→ **What you should do**
Check every line of the data below for the string "Sonar", and copy the ones that hold it.

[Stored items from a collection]

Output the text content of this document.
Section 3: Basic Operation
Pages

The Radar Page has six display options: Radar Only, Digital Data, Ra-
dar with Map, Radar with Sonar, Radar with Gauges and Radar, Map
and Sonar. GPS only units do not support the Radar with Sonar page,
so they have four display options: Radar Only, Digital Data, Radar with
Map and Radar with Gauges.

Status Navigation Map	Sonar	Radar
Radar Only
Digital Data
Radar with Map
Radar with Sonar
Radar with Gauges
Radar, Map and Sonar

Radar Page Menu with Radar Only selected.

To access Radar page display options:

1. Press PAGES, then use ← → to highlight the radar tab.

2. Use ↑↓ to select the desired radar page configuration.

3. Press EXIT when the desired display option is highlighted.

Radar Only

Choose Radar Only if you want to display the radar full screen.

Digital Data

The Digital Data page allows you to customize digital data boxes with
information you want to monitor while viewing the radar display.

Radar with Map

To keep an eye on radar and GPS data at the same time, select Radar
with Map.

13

* * *

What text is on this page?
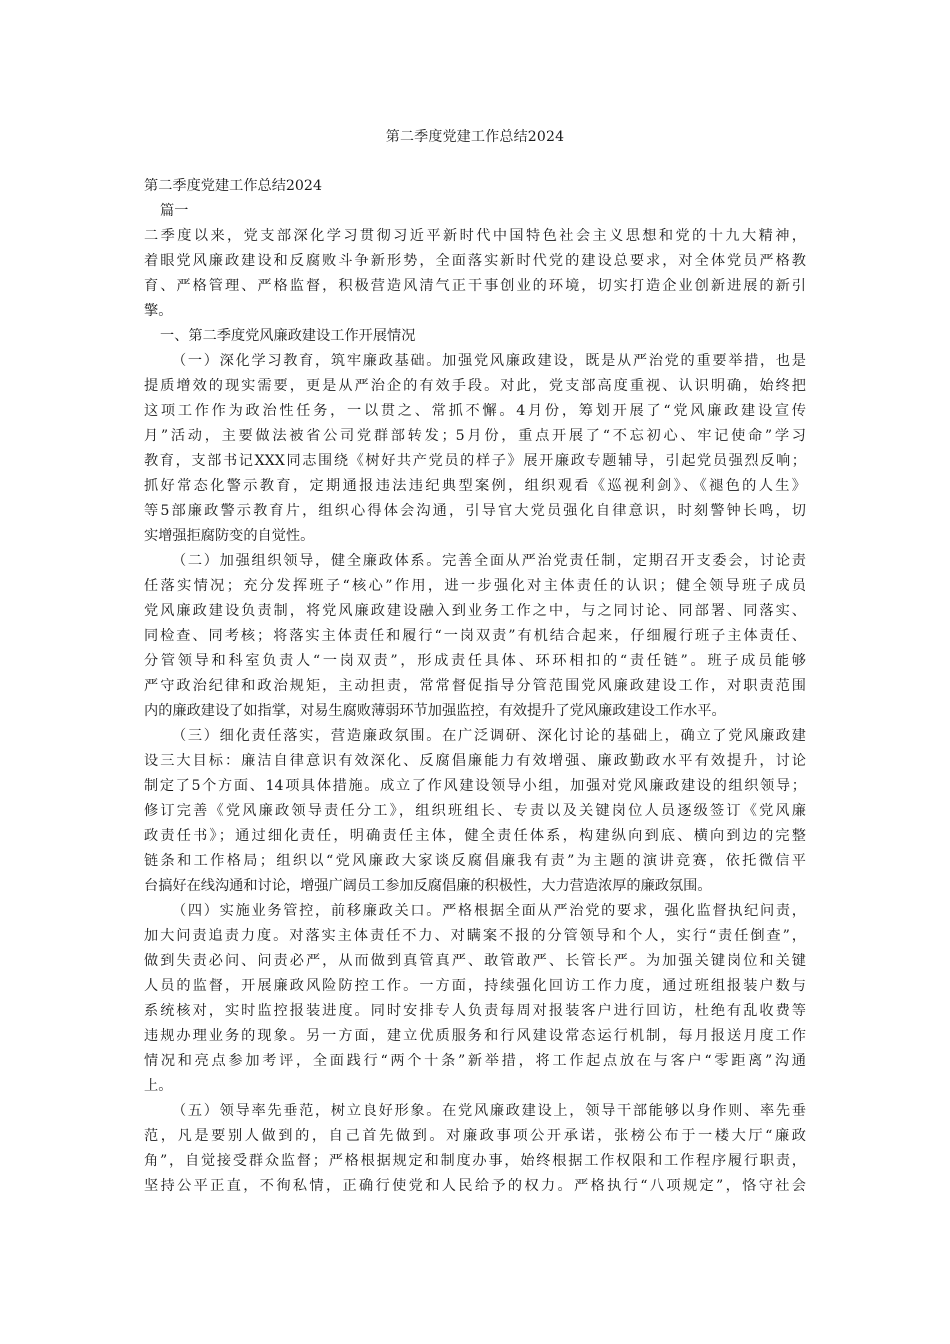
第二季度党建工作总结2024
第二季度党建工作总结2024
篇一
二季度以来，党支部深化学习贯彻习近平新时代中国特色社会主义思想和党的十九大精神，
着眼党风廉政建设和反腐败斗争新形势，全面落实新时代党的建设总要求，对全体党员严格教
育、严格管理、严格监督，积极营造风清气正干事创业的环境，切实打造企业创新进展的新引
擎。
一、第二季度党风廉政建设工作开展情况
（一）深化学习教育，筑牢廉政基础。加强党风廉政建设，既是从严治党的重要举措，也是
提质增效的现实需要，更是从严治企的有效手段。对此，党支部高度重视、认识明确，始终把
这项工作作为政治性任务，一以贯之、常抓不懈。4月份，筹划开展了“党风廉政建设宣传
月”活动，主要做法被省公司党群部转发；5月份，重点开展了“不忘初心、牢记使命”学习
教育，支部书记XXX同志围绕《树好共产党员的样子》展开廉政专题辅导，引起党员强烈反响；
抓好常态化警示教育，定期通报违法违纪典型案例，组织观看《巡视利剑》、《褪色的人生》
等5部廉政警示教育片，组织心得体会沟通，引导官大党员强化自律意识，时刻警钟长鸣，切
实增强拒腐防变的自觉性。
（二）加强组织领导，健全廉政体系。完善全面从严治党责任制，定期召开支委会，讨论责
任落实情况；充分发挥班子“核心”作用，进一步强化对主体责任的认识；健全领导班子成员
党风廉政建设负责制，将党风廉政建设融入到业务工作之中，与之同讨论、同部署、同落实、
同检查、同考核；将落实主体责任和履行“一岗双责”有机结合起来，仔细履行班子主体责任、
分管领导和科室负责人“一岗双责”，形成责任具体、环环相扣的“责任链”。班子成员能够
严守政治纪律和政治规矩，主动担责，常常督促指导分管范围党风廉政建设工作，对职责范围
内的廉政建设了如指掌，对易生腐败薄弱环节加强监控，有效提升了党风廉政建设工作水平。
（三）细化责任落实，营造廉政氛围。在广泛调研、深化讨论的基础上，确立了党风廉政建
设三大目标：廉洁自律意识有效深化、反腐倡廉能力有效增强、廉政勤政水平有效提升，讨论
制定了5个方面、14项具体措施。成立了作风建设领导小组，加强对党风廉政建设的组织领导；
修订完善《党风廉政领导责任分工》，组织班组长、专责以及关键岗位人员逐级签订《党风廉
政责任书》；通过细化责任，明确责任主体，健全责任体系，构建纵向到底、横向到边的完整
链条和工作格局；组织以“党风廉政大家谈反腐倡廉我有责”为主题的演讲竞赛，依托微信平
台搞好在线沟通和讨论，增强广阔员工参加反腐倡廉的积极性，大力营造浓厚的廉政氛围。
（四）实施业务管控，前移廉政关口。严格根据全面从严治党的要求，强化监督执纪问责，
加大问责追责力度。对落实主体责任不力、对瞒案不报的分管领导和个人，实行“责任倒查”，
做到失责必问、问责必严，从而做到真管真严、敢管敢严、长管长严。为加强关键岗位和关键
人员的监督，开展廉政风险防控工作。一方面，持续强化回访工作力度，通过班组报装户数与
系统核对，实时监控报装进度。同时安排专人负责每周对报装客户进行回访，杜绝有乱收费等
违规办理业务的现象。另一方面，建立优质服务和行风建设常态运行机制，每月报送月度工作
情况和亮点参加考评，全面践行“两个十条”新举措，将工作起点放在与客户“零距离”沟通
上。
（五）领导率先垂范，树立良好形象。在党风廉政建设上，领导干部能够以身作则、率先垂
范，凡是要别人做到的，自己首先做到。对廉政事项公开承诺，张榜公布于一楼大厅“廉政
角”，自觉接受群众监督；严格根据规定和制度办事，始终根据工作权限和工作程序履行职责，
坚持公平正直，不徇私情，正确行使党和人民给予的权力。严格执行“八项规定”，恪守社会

→ **Completed task**
dar with Map, Radar with Sonar, Radar with Gauges and Radar, Map
and Sonar. GPS only units do not support the Radar with Sonar page,
Status Navigation Map	Sonar	Radar
Radar with Sonar
Radar, Map and Sonar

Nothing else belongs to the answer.